Collected data
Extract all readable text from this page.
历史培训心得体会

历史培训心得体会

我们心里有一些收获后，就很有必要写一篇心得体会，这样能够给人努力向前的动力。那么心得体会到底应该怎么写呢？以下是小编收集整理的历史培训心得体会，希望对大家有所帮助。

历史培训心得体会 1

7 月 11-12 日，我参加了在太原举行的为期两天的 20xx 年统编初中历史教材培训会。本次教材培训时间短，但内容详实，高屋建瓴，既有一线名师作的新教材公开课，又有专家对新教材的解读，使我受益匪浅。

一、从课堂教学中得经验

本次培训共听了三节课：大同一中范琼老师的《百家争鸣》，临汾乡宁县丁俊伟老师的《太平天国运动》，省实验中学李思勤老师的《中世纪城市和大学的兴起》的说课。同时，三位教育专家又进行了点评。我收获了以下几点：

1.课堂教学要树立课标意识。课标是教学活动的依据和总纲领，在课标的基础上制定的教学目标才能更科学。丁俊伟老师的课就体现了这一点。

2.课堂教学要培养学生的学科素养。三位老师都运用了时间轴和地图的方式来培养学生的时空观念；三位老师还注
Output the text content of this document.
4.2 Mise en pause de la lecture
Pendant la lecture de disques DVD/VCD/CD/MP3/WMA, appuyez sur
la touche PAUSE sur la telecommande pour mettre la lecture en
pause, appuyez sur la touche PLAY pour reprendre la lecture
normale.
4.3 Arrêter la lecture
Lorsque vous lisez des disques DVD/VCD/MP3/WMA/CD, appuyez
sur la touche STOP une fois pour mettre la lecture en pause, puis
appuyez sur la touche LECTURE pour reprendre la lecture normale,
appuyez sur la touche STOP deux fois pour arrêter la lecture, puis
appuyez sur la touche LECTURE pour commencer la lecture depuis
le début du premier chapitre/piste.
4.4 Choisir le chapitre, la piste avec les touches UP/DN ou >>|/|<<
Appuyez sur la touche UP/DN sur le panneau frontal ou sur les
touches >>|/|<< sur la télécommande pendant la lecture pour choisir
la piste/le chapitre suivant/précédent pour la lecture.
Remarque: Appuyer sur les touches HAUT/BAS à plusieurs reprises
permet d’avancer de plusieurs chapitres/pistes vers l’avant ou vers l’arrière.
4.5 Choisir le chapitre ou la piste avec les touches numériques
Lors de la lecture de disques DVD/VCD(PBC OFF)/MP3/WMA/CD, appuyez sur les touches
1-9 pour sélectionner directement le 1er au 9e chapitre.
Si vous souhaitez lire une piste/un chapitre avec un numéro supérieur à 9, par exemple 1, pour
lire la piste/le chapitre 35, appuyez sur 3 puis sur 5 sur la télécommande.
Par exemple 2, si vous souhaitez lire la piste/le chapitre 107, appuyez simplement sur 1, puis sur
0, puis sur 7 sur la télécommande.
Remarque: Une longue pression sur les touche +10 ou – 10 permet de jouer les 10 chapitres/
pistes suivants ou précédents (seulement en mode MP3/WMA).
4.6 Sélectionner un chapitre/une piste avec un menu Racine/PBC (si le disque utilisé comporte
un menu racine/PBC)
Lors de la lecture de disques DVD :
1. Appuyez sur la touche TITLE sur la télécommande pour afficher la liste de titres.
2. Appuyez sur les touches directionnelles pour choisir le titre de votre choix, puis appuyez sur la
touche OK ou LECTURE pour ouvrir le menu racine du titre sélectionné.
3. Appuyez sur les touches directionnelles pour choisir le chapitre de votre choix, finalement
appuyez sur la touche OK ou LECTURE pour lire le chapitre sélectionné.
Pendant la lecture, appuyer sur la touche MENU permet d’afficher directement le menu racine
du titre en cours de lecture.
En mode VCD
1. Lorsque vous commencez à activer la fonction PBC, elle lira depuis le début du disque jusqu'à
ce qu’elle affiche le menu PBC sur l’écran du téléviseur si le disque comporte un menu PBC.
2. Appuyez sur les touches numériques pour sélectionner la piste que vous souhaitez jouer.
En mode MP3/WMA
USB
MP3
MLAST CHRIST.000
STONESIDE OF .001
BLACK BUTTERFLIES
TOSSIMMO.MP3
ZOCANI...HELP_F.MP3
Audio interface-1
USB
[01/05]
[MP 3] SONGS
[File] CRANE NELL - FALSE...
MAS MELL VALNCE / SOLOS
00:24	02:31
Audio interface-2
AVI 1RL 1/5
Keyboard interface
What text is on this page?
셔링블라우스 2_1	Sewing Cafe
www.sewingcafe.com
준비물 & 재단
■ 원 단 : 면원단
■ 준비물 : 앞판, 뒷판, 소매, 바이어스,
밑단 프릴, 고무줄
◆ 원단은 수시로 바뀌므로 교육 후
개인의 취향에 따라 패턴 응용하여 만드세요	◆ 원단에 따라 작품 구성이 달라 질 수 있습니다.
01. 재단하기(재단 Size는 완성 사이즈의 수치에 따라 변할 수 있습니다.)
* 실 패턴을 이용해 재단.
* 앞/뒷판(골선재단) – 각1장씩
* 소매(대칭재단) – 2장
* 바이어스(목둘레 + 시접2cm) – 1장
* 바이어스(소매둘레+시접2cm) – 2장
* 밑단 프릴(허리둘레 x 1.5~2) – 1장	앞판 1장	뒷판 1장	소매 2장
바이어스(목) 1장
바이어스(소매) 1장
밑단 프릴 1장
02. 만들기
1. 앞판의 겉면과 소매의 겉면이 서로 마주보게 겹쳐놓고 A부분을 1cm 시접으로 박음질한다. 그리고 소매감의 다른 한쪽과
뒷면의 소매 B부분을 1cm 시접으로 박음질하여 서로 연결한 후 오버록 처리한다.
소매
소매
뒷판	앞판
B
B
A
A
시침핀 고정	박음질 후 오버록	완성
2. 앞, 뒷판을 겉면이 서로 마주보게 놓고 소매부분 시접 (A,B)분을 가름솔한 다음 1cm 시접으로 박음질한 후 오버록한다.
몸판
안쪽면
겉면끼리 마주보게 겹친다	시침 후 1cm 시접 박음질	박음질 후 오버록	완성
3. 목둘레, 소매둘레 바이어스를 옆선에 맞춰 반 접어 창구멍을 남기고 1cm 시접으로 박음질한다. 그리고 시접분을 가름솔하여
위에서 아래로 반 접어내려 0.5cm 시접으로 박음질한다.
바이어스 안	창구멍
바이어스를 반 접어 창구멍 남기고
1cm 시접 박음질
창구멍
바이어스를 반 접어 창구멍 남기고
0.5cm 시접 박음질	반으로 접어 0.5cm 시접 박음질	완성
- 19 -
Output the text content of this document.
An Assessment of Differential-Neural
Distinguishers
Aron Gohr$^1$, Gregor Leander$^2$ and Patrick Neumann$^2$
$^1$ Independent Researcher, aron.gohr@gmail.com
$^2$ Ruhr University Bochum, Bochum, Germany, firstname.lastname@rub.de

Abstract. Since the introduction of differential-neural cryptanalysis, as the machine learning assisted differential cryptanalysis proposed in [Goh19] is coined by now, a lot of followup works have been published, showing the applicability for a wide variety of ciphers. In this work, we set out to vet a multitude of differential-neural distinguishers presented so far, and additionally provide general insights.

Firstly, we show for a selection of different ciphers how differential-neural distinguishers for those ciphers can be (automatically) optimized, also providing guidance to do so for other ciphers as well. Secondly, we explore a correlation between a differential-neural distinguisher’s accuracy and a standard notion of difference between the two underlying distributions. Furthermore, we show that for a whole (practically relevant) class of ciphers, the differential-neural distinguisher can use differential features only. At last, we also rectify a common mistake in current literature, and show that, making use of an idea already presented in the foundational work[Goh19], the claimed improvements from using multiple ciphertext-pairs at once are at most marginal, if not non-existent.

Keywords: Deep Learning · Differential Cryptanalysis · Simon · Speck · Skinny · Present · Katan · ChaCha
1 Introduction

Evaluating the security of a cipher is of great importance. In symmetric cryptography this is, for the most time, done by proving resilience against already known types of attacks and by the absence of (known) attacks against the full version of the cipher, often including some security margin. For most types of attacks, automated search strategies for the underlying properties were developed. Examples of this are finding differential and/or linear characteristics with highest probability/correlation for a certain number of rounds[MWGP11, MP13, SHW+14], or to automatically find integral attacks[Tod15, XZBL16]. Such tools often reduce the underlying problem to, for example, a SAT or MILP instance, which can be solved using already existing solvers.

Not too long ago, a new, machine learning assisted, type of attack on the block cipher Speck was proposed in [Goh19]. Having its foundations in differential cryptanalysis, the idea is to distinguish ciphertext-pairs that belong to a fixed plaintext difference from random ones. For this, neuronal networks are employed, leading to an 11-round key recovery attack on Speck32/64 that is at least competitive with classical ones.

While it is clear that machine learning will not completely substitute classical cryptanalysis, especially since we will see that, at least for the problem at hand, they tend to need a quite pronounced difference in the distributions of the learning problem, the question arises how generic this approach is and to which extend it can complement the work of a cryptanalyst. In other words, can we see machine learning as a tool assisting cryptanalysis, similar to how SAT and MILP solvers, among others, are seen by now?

- Brief
For each line of the entries that includes "directement", show that line.

- Result for this task
1-9 pour sélectionner directement le 1er au 9e chapitre.
Pendant la lecture, appuyer sur la touche MENU permet d’afficher directement le menu racine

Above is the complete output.